_Exercise brief_
Copy every line of the listing exactly.

(Dataset entries)
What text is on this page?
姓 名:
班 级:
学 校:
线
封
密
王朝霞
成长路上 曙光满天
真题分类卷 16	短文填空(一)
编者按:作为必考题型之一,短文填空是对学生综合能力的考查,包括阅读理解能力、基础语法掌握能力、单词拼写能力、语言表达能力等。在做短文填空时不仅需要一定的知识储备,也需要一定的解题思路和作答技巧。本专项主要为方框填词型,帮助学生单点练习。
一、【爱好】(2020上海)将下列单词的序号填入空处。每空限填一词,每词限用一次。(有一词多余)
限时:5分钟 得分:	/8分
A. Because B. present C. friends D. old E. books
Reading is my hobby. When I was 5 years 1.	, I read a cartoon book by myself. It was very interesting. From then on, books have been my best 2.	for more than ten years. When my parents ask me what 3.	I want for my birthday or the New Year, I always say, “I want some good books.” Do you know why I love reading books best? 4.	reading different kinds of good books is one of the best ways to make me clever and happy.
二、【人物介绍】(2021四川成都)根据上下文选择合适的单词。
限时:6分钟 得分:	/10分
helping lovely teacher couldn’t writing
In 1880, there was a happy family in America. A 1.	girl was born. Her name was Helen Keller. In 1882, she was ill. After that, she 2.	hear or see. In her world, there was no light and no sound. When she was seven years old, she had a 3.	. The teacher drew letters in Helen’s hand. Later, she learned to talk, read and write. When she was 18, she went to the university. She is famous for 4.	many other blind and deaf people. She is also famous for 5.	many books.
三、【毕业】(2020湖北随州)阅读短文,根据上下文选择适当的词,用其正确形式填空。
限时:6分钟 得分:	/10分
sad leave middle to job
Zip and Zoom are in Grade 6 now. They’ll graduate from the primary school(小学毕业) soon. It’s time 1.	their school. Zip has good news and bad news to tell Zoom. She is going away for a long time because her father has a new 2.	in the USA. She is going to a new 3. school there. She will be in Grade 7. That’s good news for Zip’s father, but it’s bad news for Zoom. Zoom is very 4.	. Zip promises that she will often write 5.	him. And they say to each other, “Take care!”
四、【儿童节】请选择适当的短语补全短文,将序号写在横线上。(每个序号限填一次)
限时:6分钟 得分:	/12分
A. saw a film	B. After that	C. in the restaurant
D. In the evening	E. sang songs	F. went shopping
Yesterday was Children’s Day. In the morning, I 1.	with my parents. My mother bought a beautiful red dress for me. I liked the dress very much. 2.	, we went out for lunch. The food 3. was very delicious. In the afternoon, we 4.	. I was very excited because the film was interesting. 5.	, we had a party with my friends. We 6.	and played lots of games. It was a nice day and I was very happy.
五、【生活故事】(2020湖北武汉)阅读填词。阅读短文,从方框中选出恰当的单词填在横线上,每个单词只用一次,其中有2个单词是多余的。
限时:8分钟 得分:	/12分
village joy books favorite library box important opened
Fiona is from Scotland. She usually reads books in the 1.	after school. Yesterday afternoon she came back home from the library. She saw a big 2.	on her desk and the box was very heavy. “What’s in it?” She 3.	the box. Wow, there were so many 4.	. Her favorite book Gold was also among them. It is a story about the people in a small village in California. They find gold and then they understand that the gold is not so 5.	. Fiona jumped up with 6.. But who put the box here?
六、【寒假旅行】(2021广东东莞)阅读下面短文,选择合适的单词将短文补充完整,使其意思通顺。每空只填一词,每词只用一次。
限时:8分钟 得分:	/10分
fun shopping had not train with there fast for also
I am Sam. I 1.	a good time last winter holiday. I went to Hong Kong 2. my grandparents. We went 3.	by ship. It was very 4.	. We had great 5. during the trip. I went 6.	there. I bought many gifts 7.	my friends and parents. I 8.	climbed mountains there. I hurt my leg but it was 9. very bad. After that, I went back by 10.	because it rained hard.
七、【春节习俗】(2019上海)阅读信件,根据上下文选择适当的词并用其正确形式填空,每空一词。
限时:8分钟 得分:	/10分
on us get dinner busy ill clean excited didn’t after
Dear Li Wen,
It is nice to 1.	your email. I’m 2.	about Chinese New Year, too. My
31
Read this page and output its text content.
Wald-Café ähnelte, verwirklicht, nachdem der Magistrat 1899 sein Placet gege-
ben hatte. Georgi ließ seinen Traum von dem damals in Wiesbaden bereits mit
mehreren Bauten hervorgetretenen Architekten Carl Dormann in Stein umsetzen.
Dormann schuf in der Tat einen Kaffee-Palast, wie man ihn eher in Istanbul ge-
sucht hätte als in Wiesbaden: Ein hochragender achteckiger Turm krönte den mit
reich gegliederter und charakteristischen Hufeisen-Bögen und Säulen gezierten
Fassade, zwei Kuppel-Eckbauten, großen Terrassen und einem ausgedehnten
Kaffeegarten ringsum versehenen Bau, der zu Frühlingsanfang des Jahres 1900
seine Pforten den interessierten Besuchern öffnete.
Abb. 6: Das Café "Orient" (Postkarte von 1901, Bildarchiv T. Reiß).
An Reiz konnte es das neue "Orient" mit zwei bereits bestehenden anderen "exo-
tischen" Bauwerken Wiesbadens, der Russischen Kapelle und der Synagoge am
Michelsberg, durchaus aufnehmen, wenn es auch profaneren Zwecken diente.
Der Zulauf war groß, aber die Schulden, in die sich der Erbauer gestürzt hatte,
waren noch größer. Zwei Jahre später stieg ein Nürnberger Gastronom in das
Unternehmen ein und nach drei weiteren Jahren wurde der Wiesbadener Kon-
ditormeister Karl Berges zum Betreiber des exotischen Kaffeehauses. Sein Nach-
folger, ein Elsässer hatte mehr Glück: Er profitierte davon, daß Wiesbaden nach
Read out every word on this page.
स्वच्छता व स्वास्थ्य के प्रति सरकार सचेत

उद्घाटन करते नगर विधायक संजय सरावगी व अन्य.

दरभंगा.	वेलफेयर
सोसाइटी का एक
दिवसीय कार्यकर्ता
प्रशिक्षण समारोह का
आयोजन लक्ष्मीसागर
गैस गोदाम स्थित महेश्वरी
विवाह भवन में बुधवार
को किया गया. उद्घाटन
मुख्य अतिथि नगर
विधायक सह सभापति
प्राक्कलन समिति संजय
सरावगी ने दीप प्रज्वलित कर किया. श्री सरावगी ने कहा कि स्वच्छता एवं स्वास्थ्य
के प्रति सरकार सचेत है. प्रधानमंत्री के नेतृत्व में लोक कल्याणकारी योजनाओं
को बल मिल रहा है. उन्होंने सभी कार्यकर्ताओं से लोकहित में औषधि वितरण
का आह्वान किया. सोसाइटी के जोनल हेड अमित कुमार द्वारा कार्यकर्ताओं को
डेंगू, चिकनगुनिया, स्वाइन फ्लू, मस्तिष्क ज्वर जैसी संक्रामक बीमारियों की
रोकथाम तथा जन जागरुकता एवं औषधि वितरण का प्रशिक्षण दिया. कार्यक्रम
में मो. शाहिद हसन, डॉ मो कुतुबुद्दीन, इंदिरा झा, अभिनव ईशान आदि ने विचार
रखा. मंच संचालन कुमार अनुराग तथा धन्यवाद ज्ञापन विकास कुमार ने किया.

_Written reply_
What text is on this page?
姓 名:
班 级:
学 校:
线
封
密
王朝霞
成长路上 曙光满天
真题分类卷 16	短文填空(一)
编者按:作为必考题型之一,短文填空是对学生综合能力的考查,包括阅读理解能力、基础语法掌握能力、单词拼写能力、语言表达能力等。在做短文填空时不仅需要一定的知识储备,也需要一定的解题思路和作答技巧。本专项主要为方框填词型,帮助学生单点练习。
一、【爱好】(2020上海)将下列单词的序号填入空处。每空限填一词,每词限用一次。(有一词多余)
限时:5分钟 得分:	/8分
A. Because B. present C. friends D. old E. books
Reading is my hobby. When I was 5 years 1.	, I read a cartoon book by myself. It was very interesting. From then on, books have been my best 2.	for more than ten years. When my parents ask me what 3.	I want for my birthday or the New Year, I always say, “I want some good books.” Do you know why I love reading books best? 4.	reading different kinds of good books is one of the best ways to make me clever and happy.
二、【人物介绍】(2021四川成都)根据上下文选择合适的单词。
限时:6分钟 得分:	/10分
helping lovely teacher couldn’t writing
In 1880, there was a happy family in America. A 1.	girl was born. Her name was Helen Keller. In 1882, she was ill. After that, she 2.	hear or see. In her world, there was no light and no sound. When she was seven years old, she had a 3.	. The teacher drew letters in Helen’s hand. Later, she learned to talk, read and write. When she was 18, she went to the university. She is famous for 4.	many other blind and deaf people. She is also famous for 5.	many books.
三、【毕业】(2020湖北随州)阅读短文,根据上下文选择适当的词,用其正确形式填空。
限时:6分钟 得分:	/10分
sad leave middle to job
Zip and Zoom are in Grade 6 now. They’ll graduate from the primary school(小学毕业) soon. It’s time 1.	their school. Zip has good news and bad news to tell Zoom. She is going away for a long time because her father has a new 2.	in the USA. She is going to a new 3. school there. She will be in Grade 7. That’s good news for Zip’s father, but it’s bad news for Zoom. Zoom is very 4.	. Zip promises that she will often write 5.	him. And they say to each other, “Take care!”
四、【儿童节】请选择适当的短语补全短文,将序号写在横线上。(每个序号限填一次)
限时:6分钟 得分:	/12分
A. saw a film	B. After that	C. in the restaurant
D. In the evening	E. sang songs	F. went shopping
Yesterday was Children’s Day. In the morning, I 1.	with my parents. My mother bought a beautiful red dress for me. I liked the dress very much. 2.	, we went out for lunch. The food 3. was very delicious. In the afternoon, we 4.	. I was very excited because the film was interesting. 5.	, we had a party with my friends. We 6.	and played lots of games. It was a nice day and I was very happy.
五、【生活故事】(2020湖北武汉)阅读填词。阅读短文,从方框中选出恰当的单词填在横线上,每个单词只用一次,其中有2个单词是多余的。
限时:8分钟 得分:	/12分
village joy books favorite library box important opened
Fiona is from Scotland. She usually reads books in the 1.	after school. Yesterday afternoon she came back home from the library. She saw a big 2.	on her desk and the box was very heavy. “What’s in it?” She 3.	the box. Wow, there were so many 4.	. Her favorite book Gold was also among them. It is a story about the people in a small village in California. They find gold and then they understand that the gold is not so 5.	. Fiona jumped up with 6.. But who put the box here?
六、【寒假旅行】(2021广东东莞)阅读下面短文,选择合适的单词将短文补充完整,使其意思通顺。每空只填一词,每词只用一次。
限时:8分钟 得分:	/10分
fun shopping had not train with there fast for also
I am Sam. I 1.	a good time last winter holiday. I went to Hong Kong 2. my grandparents. We went 3.	by ship. It was very 4.	. We had great 5. during the trip. I went 6.	there. I bought many gifts 7.	my friends and parents. I 8.	climbed mountains there. I hurt my leg but it was 9. very bad. After that, I went back by 10.	because it rained hard.
七、【春节习俗】(2019上海)阅读信件,根据上下文选择适当的词并用其正确形式填空,每空一词。
限时:8分钟 得分:	/10分
on us get dinner busy ill clean excited didn’t after
Dear Li Wen,
It is nice to 1.	your email. I’m 2.	about Chinese New Year, too. My
31
Read this page and output its text content.
Wald-Café ähnelte, verwirklicht, nachdem der Magistrat 1899 sein Placet gege-
ben hatte. Georgi ließ seinen Traum von dem damals in Wiesbaden bereits mit
mehreren Bauten hervorgetretenen Architekten Carl Dormann in Stein umsetzen.
Dormann schuf in der Tat einen Kaffee-Palast, wie man ihn eher in Istanbul ge-
sucht hätte als in Wiesbaden: Ein hochragender achteckiger Turm krönte den mit
reich gegliederter und charakteristischen Hufeisen-Bögen und Säulen gezierten
Fassade, zwei Kuppel-Eckbauten, großen Terrassen und einem ausgedehnten
Kaffeegarten ringsum versehenen Bau, der zu Frühlingsanfang des Jahres 1900
seine Pforten den interessierten Besuchern öffnete.
Abb. 6: Das Café "Orient" (Postkarte von 1901, Bildarchiv T. Reiß).
An Reiz konnte es das neue "Orient" mit zwei bereits bestehenden anderen "exo-
tischen" Bauwerken Wiesbadens, der Russischen Kapelle und der Synagoge am
Michelsberg, durchaus aufnehmen, wenn es auch profaneren Zwecken diente.
Der Zulauf war groß, aber die Schulden, in die sich der Erbauer gestürzt hatte,
waren noch größer. Zwei Jahre später stieg ein Nürnberger Gastronom in das
Unternehmen ein und nach drei weiteren Jahren wurde der Wiesbadener Kon-
ditormeister Karl Berges zum Betreiber des exotischen Kaffeehauses. Sein Nach-
folger, ein Elsässer hatte mehr Glück: Er profitierte davon, daß Wiesbaden nach
Read out every word on this page.
स्वच्छता व स्वास्थ्य के प्रति सरकार सचेत

उद्घाटन करते नगर विधायक संजय सरावगी व अन्य.

दरभंगा.	वेलफेयर
सोसाइटी का एक
दिवसीय कार्यकर्ता
प्रशिक्षण समारोह का
आयोजन लक्ष्मीसागर
गैस गोदाम स्थित महेश्वरी
विवाह भवन में बुधवार
को किया गया. उद्घाटन
मुख्य अतिथि नगर
विधायक सह सभापति
प्राक्कलन समिति संजय
सरावगी ने दीप प्रज्वलित कर किया. श्री सरावगी ने कहा कि स्वच्छता एवं स्वास्थ्य
के प्रति सरकार सचेत है. प्रधानमंत्री के नेतृत्व में लोक कल्याणकारी योजनाओं
को बल मिल रहा है. उन्होंने सभी कार्यकर्ताओं से लोकहित में औषधि वितरण
का आह्वान किया. सोसाइटी के जोनल हेड अमित कुमार द्वारा कार्यकर्ताओं को
डेंगू, चिकनगुनिया, स्वाइन फ्लू, मस्तिष्क ज्वर जैसी संक्रामक बीमारियों की
रोकथाम तथा जन जागरुकता एवं औषधि वितरण का प्रशिक्षण दिया. कार्यक्रम
में मो. शाहिद हसन, डॉ मो कुतुबुद्दीन, इंदिरा झा, अभिनव ईशान आदि ने विचार
रखा. मंच संचालन कुमार अनुराग तथा धन्यवाद ज्ञापन विकास कुमार ने किया.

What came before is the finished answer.